● To be done: All lines in which the word "Portfolio" occurs are to be extracted.

● Entries:
==================================================

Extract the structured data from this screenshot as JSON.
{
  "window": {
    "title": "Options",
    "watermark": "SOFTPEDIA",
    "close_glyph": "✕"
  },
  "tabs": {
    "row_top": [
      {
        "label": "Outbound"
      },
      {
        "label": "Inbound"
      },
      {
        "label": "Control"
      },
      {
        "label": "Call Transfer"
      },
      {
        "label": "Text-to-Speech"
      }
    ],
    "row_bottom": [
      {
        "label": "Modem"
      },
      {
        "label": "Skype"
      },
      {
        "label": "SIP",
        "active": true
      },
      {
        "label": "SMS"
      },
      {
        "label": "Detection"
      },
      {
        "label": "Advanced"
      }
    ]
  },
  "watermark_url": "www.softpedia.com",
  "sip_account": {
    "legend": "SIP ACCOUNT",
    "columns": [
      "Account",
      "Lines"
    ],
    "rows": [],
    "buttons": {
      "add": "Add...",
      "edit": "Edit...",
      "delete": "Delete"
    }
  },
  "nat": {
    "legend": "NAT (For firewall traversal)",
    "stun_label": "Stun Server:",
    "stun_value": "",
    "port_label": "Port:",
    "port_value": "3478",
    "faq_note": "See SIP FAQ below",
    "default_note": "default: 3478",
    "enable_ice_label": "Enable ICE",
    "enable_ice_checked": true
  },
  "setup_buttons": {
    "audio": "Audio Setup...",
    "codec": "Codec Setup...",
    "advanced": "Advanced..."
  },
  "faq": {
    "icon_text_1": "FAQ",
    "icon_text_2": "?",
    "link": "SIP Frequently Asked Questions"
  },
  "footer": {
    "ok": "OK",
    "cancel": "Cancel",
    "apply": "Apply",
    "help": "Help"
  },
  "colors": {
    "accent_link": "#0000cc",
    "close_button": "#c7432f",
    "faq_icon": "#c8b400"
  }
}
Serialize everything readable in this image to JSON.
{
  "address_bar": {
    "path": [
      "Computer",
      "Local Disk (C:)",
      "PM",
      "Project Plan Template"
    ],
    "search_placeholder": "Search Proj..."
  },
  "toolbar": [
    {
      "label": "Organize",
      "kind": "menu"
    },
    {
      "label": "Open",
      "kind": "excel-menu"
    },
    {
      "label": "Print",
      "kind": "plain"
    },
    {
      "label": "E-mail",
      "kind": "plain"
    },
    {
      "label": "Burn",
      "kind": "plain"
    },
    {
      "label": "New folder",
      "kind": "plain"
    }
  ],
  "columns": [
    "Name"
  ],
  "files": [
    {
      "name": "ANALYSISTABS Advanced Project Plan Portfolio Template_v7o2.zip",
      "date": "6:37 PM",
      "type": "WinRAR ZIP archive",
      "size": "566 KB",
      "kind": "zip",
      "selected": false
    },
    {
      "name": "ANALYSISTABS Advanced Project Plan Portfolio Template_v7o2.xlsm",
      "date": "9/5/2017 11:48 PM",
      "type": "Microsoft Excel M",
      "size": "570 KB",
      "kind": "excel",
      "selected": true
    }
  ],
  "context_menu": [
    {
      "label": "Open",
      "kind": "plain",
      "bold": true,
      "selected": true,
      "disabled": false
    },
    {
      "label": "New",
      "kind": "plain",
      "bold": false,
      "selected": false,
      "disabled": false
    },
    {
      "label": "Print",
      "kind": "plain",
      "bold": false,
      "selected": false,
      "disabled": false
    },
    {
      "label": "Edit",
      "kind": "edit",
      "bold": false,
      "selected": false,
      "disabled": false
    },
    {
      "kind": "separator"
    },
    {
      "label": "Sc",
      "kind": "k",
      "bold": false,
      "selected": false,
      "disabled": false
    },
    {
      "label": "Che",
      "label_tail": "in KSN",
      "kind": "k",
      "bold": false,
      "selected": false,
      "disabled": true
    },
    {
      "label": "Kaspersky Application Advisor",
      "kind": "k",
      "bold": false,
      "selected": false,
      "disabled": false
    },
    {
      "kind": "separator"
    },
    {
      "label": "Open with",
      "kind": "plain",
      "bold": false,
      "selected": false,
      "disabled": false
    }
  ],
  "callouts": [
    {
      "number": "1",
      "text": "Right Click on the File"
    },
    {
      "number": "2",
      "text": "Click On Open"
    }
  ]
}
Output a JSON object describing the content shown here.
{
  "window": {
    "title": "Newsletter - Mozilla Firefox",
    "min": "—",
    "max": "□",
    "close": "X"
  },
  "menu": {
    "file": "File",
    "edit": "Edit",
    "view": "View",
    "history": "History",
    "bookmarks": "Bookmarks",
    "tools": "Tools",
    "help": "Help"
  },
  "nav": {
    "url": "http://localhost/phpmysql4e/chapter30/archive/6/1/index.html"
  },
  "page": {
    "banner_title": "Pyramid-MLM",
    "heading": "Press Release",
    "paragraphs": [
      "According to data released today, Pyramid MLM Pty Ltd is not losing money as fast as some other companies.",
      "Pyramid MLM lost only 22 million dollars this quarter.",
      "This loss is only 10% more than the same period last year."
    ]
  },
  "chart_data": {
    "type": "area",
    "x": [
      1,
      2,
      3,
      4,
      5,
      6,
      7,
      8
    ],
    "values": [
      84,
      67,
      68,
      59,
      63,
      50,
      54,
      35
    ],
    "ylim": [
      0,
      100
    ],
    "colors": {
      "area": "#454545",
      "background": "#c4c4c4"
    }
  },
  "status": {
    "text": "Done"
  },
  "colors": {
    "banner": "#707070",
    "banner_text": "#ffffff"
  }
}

==================================================

● Answer to this exercise:
      "name": "ANALYSISTABS Advanced Project Plan Portfolio Template_v7o2.zip",
      "name": "ANALYSISTABS Advanced Project Plan Portfolio Template_v7o2.xlsm",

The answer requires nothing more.